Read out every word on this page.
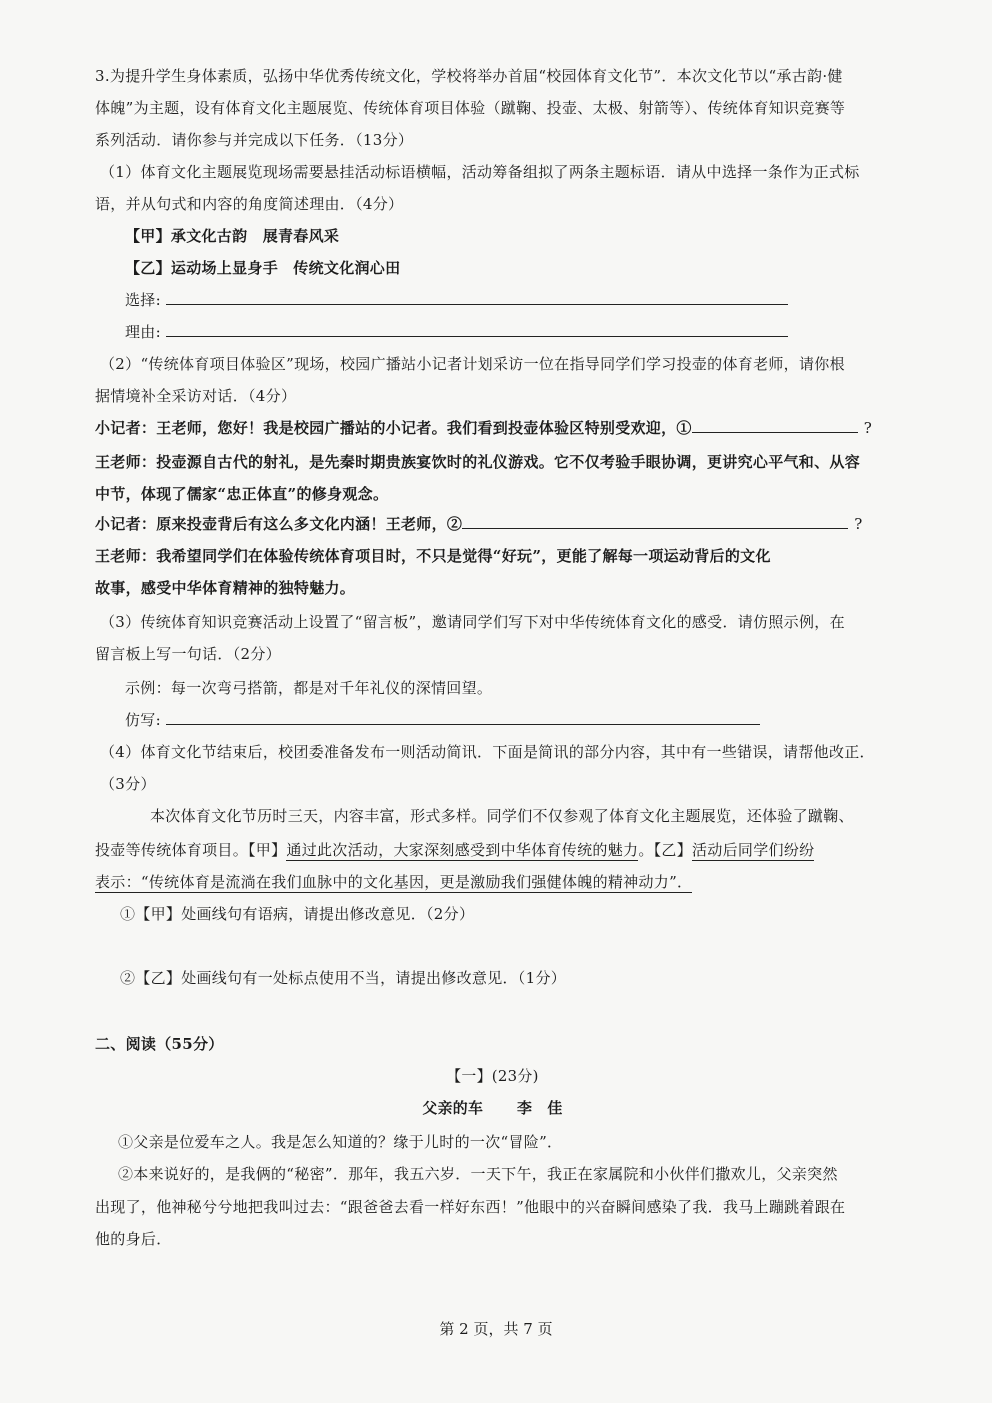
3.为提升学生身体素质，弘扬中华优秀传统文化，学校将举办首届“校园体育文化节”．本次文化节以“承古韵·健
体魄”为主题，设有体育文化主题展览、传统体育项目体验（蹴鞠、投壶、太极、射箭等）、传统体育知识竞赛等
系列活动．请你参与并完成以下任务．（13分）
（1）体育文化主题展览现场需要悬挂活动标语横幅，活动筹备组拟了两条主题标语．请从中选择一条作为正式标
语，并从句式和内容的角度简述理由．（4分）
【甲】承文化古韵　展青春风采
【乙】运动场上显身手　传统文化润心田
选择:
理由:
（2）“传统体育项目体验区”现场，校园广播站小记者计划采访一位在指导同学们学习投壶的体育老师，请你根
据情境补全采访对话．（4分）
小记者：王老师，您好！我是校园广播站的小记者。我们看到投壶体验区特别受欢迎，①	?
王老师：投壶源自古代的射礼，是先秦时期贵族宴饮时的礼仪游戏。它不仅考验手眼协调，更讲究心平气和、从容
中节，体现了儒家“忠正体直”的修身观念。
小记者：原来投壶背后有这么多文化内涵！王老师，②	?
王老师：我希望同学们在体验传统体育项目时，不只是觉得“好玩”，更能了解每一项运动背后的文化
故事，感受中华体育精神的独特魅力。
（3）传统体育知识竞赛活动上设置了“留言板”，邀请同学们写下对中华传统体育文化的感受．请仿照示例，在
留言板上写一句话．（2分）
示例：每一次弯弓搭箭，都是对千年礼仪的深情回望。
仿写:
（4）体育文化节结束后，校团委准备发布一则活动简讯．下面是简讯的部分内容，其中有一些错误，请帮他改正．
（3分）
本次体育文化节历时三天，内容丰富，形式多样。同学们不仅参观了体育文化主题展览，还体验了蹴鞠、
投壶等传统体育项目。【甲】通过此次活动，大家深刻感受到中华体育传统的魅力。【乙】活动后同学们纷纷
表示：“传统体育是流淌在我们血脉中的文化基因，更是激励我们强健体魄的精神动力”．
①【甲】处画线句有语病，请提出修改意见．（2分）
②【乙】处画线句有一处标点使用不当，请提出修改意见．（1分）
二、阅读（55分）
【一】(23分)
父亲的车 李　佳
①父亲是位爱车之人。我是怎么知道的？缘于儿时的一次“冒险”．
②本来说好的，是我俩的“秘密”．那年，我五六岁．一天下午，我正在家属院和小伙伴们撒欢儿，父亲突然
出现了，他神秘兮兮地把我叫过去：“跟爸爸去看一样好东西！”他眼中的兴奋瞬间感染了我．我马上蹦跳着跟在
他的身后．
第 2 页，共 7 页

----------

→ **Aim**:
Go back to the records above and write them out exactly, without the pictures.

→ **Result for this task**:
Read out every word on this page.
3.为提升学生身体素质，弘扬中华优秀传统文化，学校将举办首届“校园体育文化节”．本次文化节以“承古韵·健
体魄”为主题，设有体育文化主题展览、传统体育项目体验（蹴鞠、投壶、太极、射箭等）、传统体育知识竞赛等
系列活动．请你参与并完成以下任务．（13分）
（1）体育文化主题展览现场需要悬挂活动标语横幅，活动筹备组拟了两条主题标语．请从中选择一条作为正式标
语，并从句式和内容的角度简述理由．（4分）
【甲】承文化古韵　展青春风采
【乙】运动场上显身手　传统文化润心田
选择:
理由:
（2）“传统体育项目体验区”现场，校园广播站小记者计划采访一位在指导同学们学习投壶的体育老师，请你根
据情境补全采访对话．（4分）
小记者：王老师，您好！我是校园广播站的小记者。我们看到投壶体验区特别受欢迎，①	?
王老师：投壶源自古代的射礼，是先秦时期贵族宴饮时的礼仪游戏。它不仅考验手眼协调，更讲究心平气和、从容
中节，体现了儒家“忠正体直”的修身观念。
小记者：原来投壶背后有这么多文化内涵！王老师，②	?
王老师：我希望同学们在体验传统体育项目时，不只是觉得“好玩”，更能了解每一项运动背后的文化
故事，感受中华体育精神的独特魅力。
（3）传统体育知识竞赛活动上设置了“留言板”，邀请同学们写下对中华传统体育文化的感受．请仿照示例，在
留言板上写一句话．（2分）
示例：每一次弯弓搭箭，都是对千年礼仪的深情回望。
仿写:
（4）体育文化节结束后，校团委准备发布一则活动简讯．下面是简讯的部分内容，其中有一些错误，请帮他改正．
（3分）
本次体育文化节历时三天，内容丰富，形式多样。同学们不仅参观了体育文化主题展览，还体验了蹴鞠、
投壶等传统体育项目。【甲】通过此次活动，大家深刻感受到中华体育传统的魅力。【乙】活动后同学们纷纷
表示：“传统体育是流淌在我们血脉中的文化基因，更是激励我们强健体魄的精神动力”．
①【甲】处画线句有语病，请提出修改意见．（2分）
②【乙】处画线句有一处标点使用不当，请提出修改意见．（1分）
二、阅读（55分）
【一】(23分)
父亲的车 李　佳
①父亲是位爱车之人。我是怎么知道的？缘于儿时的一次“冒险”．
②本来说好的，是我俩的“秘密”．那年，我五六岁．一天下午，我正在家属院和小伙伴们撒欢儿，父亲突然
出现了，他神秘兮兮地把我叫过去：“跟爸爸去看一样好东西！”他眼中的兴奋瞬间感染了我．我马上蹦跳着跟在
他的身后．
第 2 页，共 7 页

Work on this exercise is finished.